WHAT YOU SHOULD DO | Exclude all pictures, then copy each of the records exactly as written.

---

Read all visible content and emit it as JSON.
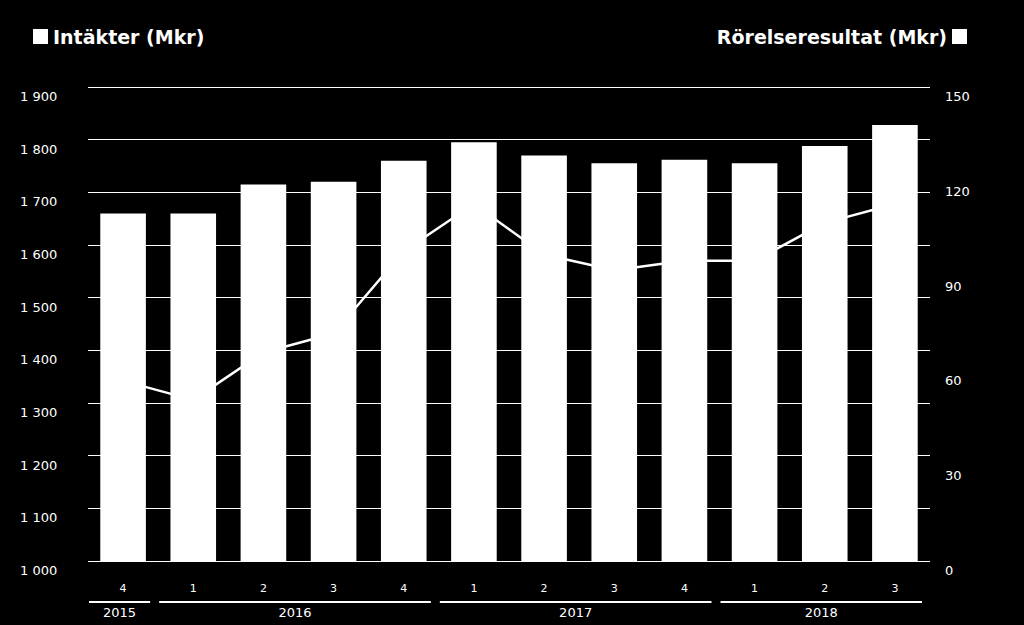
{
  "chart_data": {
    "type": "bar",
    "categories": [
      "4",
      "1",
      "2",
      "3",
      "4",
      "1",
      "2",
      "3",
      "4",
      "1",
      "2",
      "3"
    ],
    "years": [
      "2015",
      "2016",
      "2016",
      "2016",
      "2016",
      "2017",
      "2017",
      "2017",
      "2017",
      "2018",
      "2018",
      "2018"
    ],
    "series": [
      {
        "name": "Intäkter (Mkr)",
        "type": "bar",
        "color": "#ffffff",
        "values": [
          1660,
          1660,
          1715,
          1720,
          1760,
          1795,
          1770,
          1755,
          1762,
          1755,
          1788,
          1828
        ]
      },
      {
        "name": "Rörelseresultat (Mkr)",
        "type": "line",
        "axis": "y2",
        "color": "#ffffff",
        "values": [
          57,
          51,
          66,
          72,
          98,
          113,
          97,
          92,
          95,
          95,
          107,
          113
        ]
      }
    ],
    "ylim": [
      1000,
      1900
    ],
    "yticks": [
      {
        "value": 1000,
        "label": "1 000"
      },
      {
        "value": 1100,
        "label": "1 100"
      },
      {
        "value": 1200,
        "label": "1 200"
      },
      {
        "value": 1300,
        "label": "1 300"
      },
      {
        "value": 1400,
        "label": "1 400"
      },
      {
        "value": 1500,
        "label": "1 500"
      },
      {
        "value": 1600,
        "label": "1 600"
      },
      {
        "value": 1700,
        "label": "1 700"
      },
      {
        "value": 1800,
        "label": "1 800"
      },
      {
        "value": 1900,
        "label": "1 900"
      }
    ],
    "y2lim": [
      0,
      150
    ],
    "y2ticks": [
      0,
      30,
      60,
      90,
      120,
      150
    ],
    "grid": true,
    "legend": "top"
  }
}
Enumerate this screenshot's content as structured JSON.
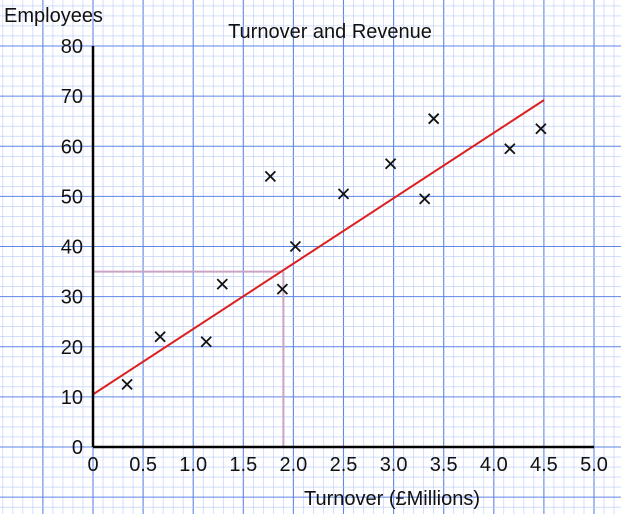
{
  "chart_data": {
    "type": "scatter",
    "title": "Turnover and Revenue",
    "xlabel": "Turnover (£Millions)",
    "ylabel": "Employees",
    "xlim": [
      0,
      5
    ],
    "ylim": [
      0,
      80
    ],
    "grid": true,
    "x_ticks": [
      0,
      0.5,
      1.0,
      1.5,
      2.0,
      2.5,
      3.0,
      3.5,
      4.0,
      4.5,
      5.0
    ],
    "x_tick_labels": [
      "0",
      "0.5",
      "1.0",
      "1.5",
      "2.0",
      "2.5",
      "3.0",
      "3.5",
      "4.0",
      "4.5",
      "5.0"
    ],
    "y_ticks": [
      0,
      10,
      20,
      30,
      40,
      50,
      60,
      70,
      80
    ],
    "y_tick_labels": [
      "0",
      "10",
      "20",
      "30",
      "40",
      "50",
      "60",
      "70",
      "80"
    ],
    "marker": "x",
    "points": [
      {
        "x": 0.34,
        "y": 12.5
      },
      {
        "x": 0.67,
        "y": 22
      },
      {
        "x": 1.13,
        "y": 21
      },
      {
        "x": 1.29,
        "y": 32.5
      },
      {
        "x": 1.77,
        "y": 54
      },
      {
        "x": 1.89,
        "y": 31.5
      },
      {
        "x": 2.02,
        "y": 40
      },
      {
        "x": 2.5,
        "y": 50.5
      },
      {
        "x": 2.97,
        "y": 56.5
      },
      {
        "x": 3.31,
        "y": 49.5
      },
      {
        "x": 3.4,
        "y": 65.5
      },
      {
        "x": 4.16,
        "y": 59.5
      },
      {
        "x": 4.47,
        "y": 63.5
      }
    ],
    "trend_line": {
      "x": [
        0,
        4.5
      ],
      "y": [
        10.5,
        69.2
      ]
    },
    "reference": {
      "x": 1.9,
      "y": 35
    }
  },
  "colors": {
    "grid_minor": "#b9cbf7",
    "grid_major": "#5f86e8",
    "axis": "#000000",
    "trend_line": "#dd1f1f",
    "reference": "#c9a2c4",
    "marker": "#111111"
  }
}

---

RESULT FOR THIS EXERCISE |
Read all visible content and emit it as JSON.
{
  "chart_data": {
    "type": "bar",
    "categories": [
      "4",
      "1",
      "2",
      "3",
      "4",
      "1",
      "2",
      "3",
      "4",
      "1",
      "2",
      "3"
    ],
    "years": [
      "2015",
      "2016",
      "2016",
      "2016",
      "2016",
      "2017",
      "2017",
      "2017",
      "2017",
      "2018",
      "2018",
      "2018"
    ],
    "series": [
      {
        "name": "Intäkter (Mkr)",
        "type": "bar",
        "color": "#ffffff",
        "values": [
          1660,
          1660,
          1715,
          1720,
          1760,
          1795,
          1770,
          1755,
          1762,
          1755,
          1788,
          1828
        ]
      },
      {
        "name": "Rörelseresultat (Mkr)",
        "type": "line",
        "axis": "y2",
        "color": "#ffffff",
        "values": [
          57,
          51,
          66,
          72,
          98,
          113,
          97,
          92,
          95,
          95,
          107,
          113
        ]
      }
    ],
    "ylim": [
      1000,
      1900
    ],
    "yticks": [
      {
        "value": 1000,
        "label": "1 000"
      },
      {
        "value": 1100,
        "label": "1 100"
      },
      {
        "value": 1200,
        "label": "1 200"
      },
      {
        "value": 1300,
        "label": "1 300"
      },
      {
        "value": 1400,
        "label": "1 400"
      },
      {
        "value": 1500,
        "label": "1 500"
      },
      {
        "value": 1600,
        "label": "1 600"
      },
      {
        "value": 1700,
        "label": "1 700"
      },
      {
        "value": 1800,
        "label": "1 800"
      },
      {
        "value": 1900,
        "label": "1 900"
      }
    ],
    "y2lim": [
      0,
      150
    ],
    "y2ticks": [
      0,
      30,
      60,
      90,
      120,
      150
    ],
    "grid": true,
    "legend": "top"
  }
}
Enumerate this screenshot's content as structured JSON.
{
  "chart_data": {
    "type": "scatter",
    "title": "Turnover and Revenue",
    "xlabel": "Turnover (£Millions)",
    "ylabel": "Employees",
    "xlim": [
      0,
      5
    ],
    "ylim": [
      0,
      80
    ],
    "grid": true,
    "x_ticks": [
      0,
      0.5,
      1.0,
      1.5,
      2.0,
      2.5,
      3.0,
      3.5,
      4.0,
      4.5,
      5.0
    ],
    "x_tick_labels": [
      "0",
      "0.5",
      "1.0",
      "1.5",
      "2.0",
      "2.5",
      "3.0",
      "3.5",
      "4.0",
      "4.5",
      "5.0"
    ],
    "y_ticks": [
      0,
      10,
      20,
      30,
      40,
      50,
      60,
      70,
      80
    ],
    "y_tick_labels": [
      "0",
      "10",
      "20",
      "30",
      "40",
      "50",
      "60",
      "70",
      "80"
    ],
    "marker": "x",
    "points": [
      {
        "x": 0.34,
        "y": 12.5
      },
      {
        "x": 0.67,
        "y": 22
      },
      {
        "x": 1.13,
        "y": 21
      },
      {
        "x": 1.29,
        "y": 32.5
      },
      {
        "x": 1.77,
        "y": 54
      },
      {
        "x": 1.89,
        "y": 31.5
      },
      {
        "x": 2.02,
        "y": 40
      },
      {
        "x": 2.5,
        "y": 50.5
      },
      {
        "x": 2.97,
        "y": 56.5
      },
      {
        "x": 3.31,
        "y": 49.5
      },
      {
        "x": 3.4,
        "y": 65.5
      },
      {
        "x": 4.16,
        "y": 59.5
      },
      {
        "x": 4.47,
        "y": 63.5
      }
    ],
    "trend_line": {
      "x": [
        0,
        4.5
      ],
      "y": [
        10.5,
        69.2
      ]
    },
    "reference": {
      "x": 1.9,
      "y": 35
    }
  },
  "colors": {
    "grid_minor": "#b9cbf7",
    "grid_major": "#5f86e8",
    "axis": "#000000",
    "trend_line": "#dd1f1f",
    "reference": "#c9a2c4",
    "marker": "#111111"
  }
}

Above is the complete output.